**AIM OF THE TASK:** Count the lines below that contain the word "essere" and give only that number.

**WORKING DATA:**

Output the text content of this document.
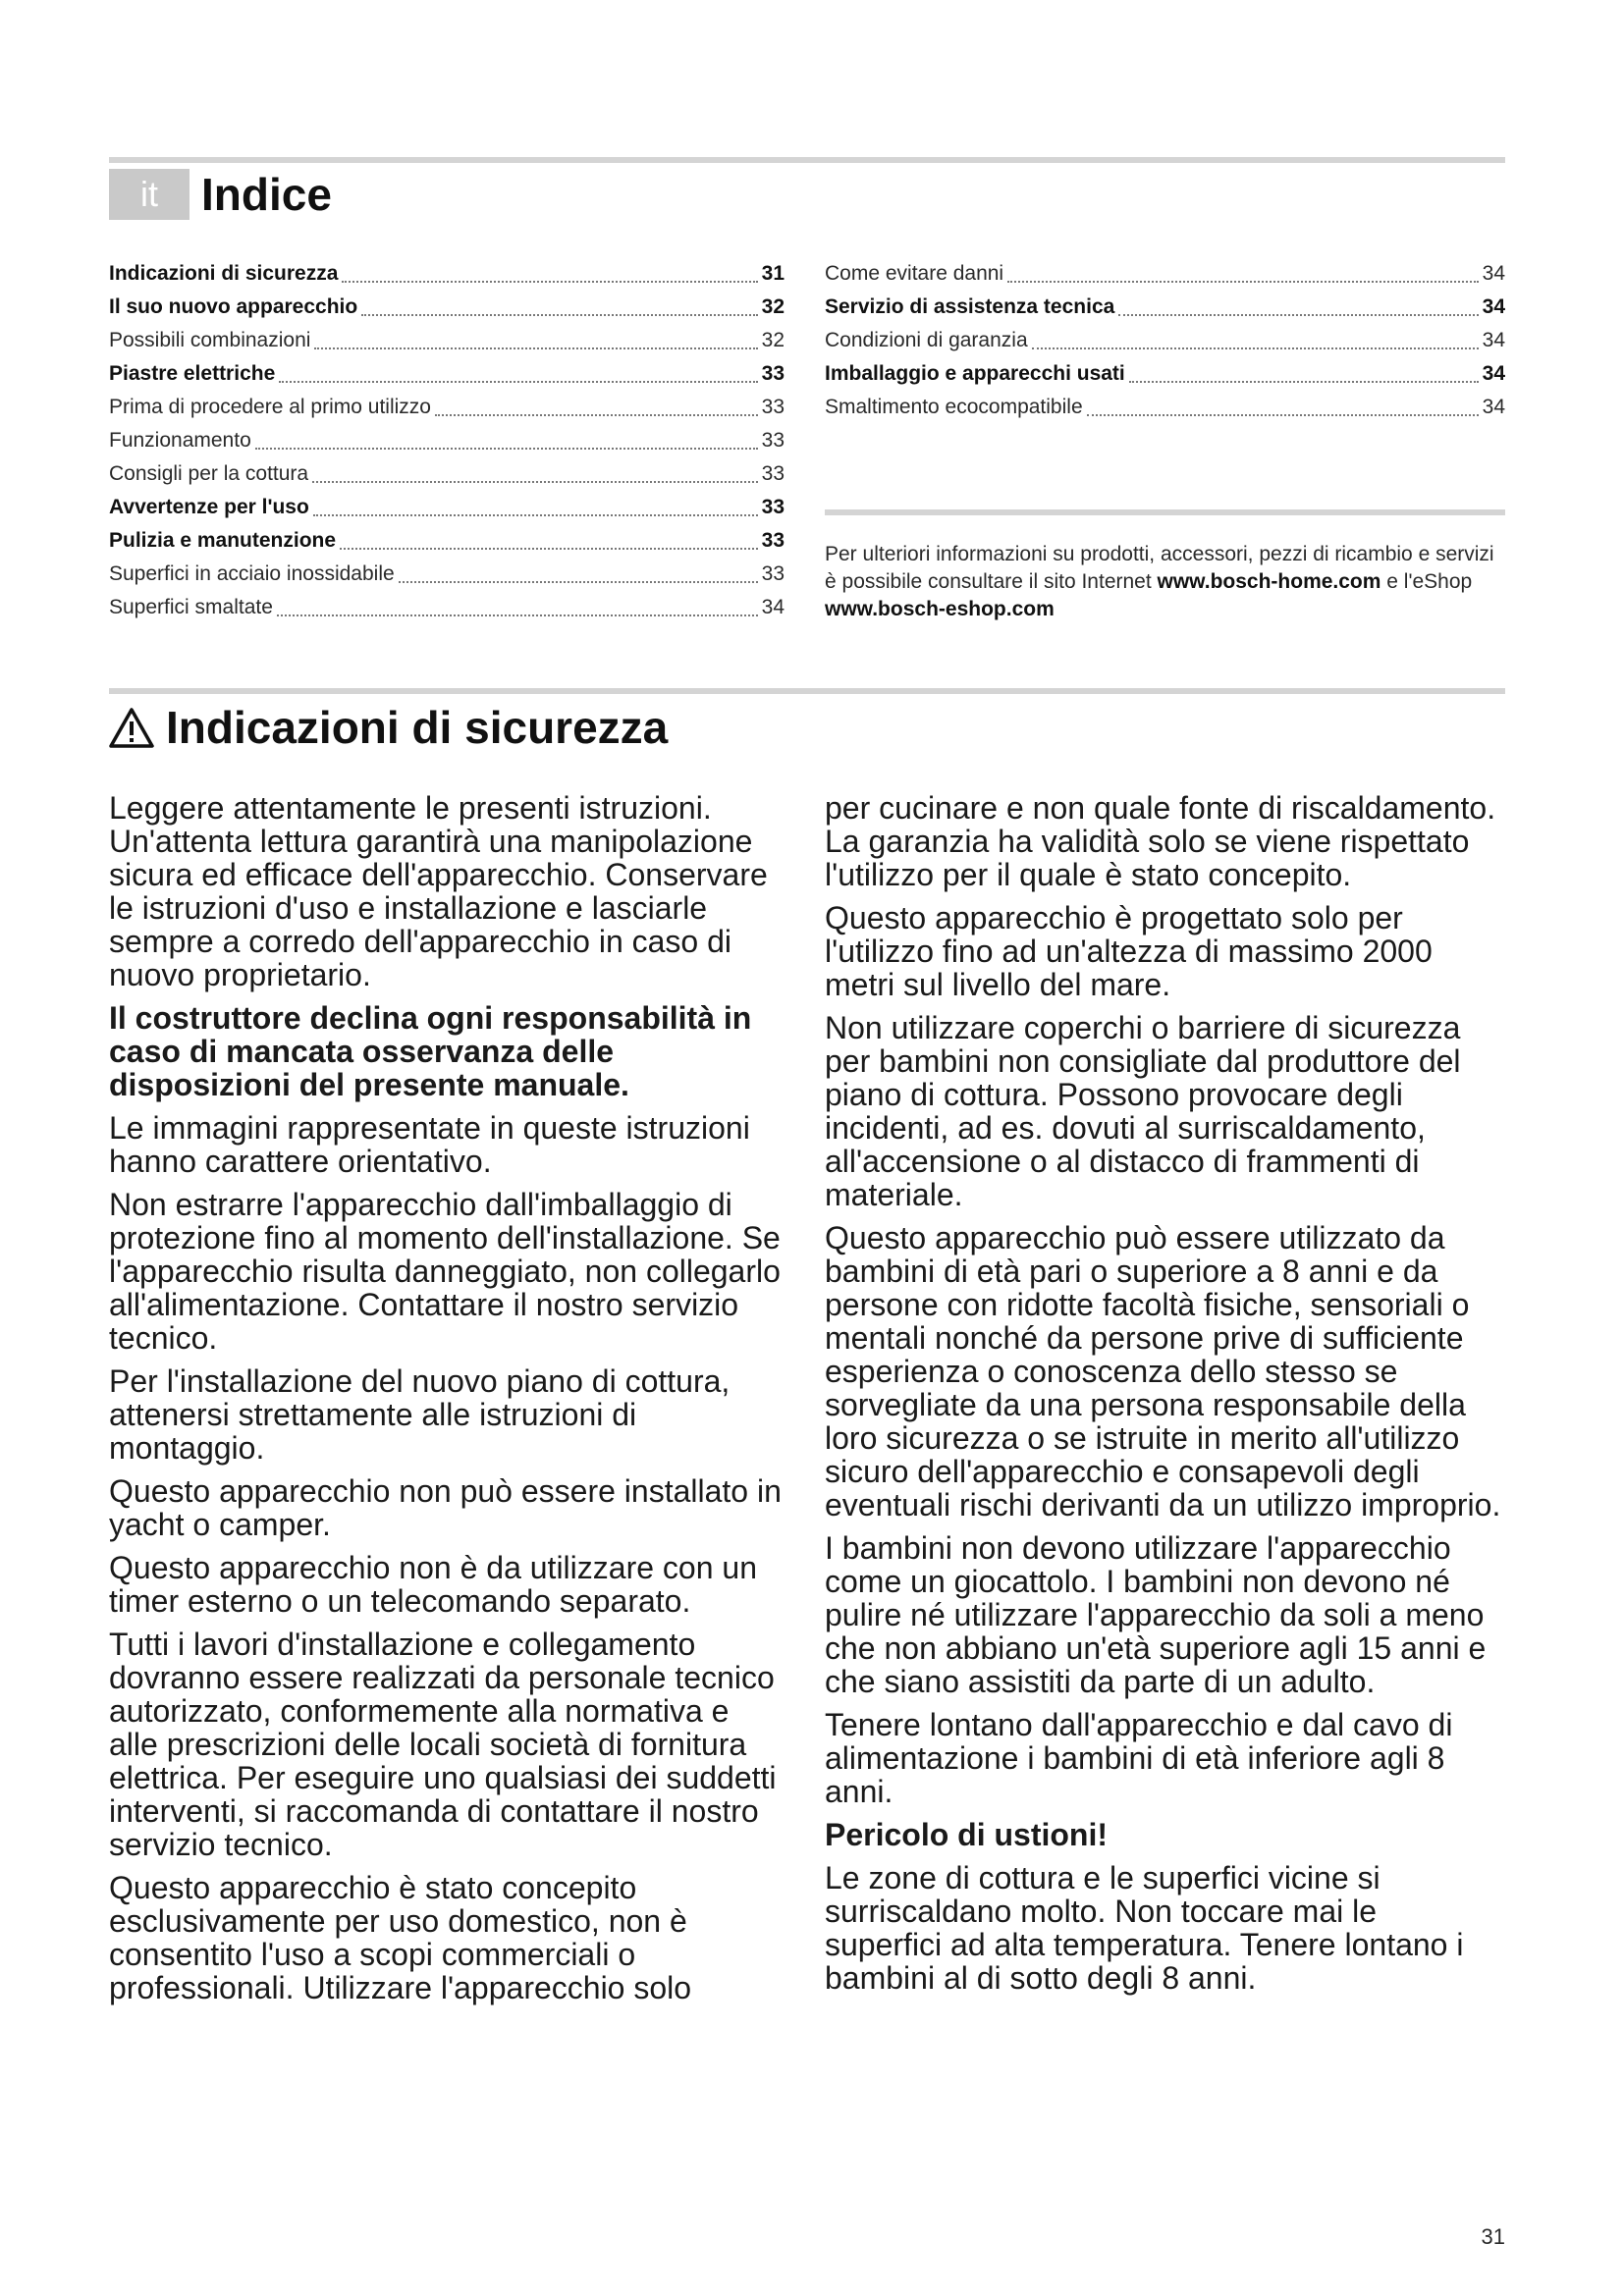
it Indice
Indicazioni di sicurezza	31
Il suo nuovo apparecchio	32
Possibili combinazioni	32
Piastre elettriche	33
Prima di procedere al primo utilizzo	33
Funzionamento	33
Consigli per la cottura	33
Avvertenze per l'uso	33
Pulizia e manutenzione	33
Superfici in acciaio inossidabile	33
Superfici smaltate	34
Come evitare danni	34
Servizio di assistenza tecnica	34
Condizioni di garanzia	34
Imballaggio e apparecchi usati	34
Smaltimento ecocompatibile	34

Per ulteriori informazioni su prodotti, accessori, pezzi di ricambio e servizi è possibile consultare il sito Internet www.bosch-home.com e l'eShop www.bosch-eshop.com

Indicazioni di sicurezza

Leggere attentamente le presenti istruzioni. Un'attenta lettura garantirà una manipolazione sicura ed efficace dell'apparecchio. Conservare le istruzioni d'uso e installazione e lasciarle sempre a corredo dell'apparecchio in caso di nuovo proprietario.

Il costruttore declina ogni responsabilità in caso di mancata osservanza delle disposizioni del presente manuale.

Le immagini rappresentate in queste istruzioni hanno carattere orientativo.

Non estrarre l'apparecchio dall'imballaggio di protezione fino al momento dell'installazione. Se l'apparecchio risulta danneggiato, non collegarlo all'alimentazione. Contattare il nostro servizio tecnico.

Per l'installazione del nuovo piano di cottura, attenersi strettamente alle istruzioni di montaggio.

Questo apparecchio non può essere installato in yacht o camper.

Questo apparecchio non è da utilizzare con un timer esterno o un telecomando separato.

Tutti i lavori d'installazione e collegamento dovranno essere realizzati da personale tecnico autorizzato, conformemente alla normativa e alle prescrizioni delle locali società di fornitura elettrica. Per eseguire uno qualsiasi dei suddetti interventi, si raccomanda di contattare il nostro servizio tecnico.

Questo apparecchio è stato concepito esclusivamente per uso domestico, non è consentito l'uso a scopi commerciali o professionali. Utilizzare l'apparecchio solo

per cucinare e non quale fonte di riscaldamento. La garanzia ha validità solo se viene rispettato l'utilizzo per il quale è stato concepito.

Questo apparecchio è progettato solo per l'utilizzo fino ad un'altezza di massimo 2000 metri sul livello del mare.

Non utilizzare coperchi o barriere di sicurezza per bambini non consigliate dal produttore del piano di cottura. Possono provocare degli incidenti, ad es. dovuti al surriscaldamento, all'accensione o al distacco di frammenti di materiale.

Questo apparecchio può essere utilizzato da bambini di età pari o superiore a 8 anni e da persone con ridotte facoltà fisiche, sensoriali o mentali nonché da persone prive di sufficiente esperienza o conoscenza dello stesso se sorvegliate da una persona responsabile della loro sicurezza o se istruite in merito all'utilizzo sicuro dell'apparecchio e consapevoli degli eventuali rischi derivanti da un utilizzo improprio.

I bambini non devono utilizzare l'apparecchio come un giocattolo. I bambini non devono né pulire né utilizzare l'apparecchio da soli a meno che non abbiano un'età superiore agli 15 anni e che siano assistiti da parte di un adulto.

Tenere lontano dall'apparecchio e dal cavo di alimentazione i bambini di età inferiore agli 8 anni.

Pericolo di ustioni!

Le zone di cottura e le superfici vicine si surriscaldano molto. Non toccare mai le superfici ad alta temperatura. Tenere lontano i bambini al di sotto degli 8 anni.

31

**THE OUTPUT:** 3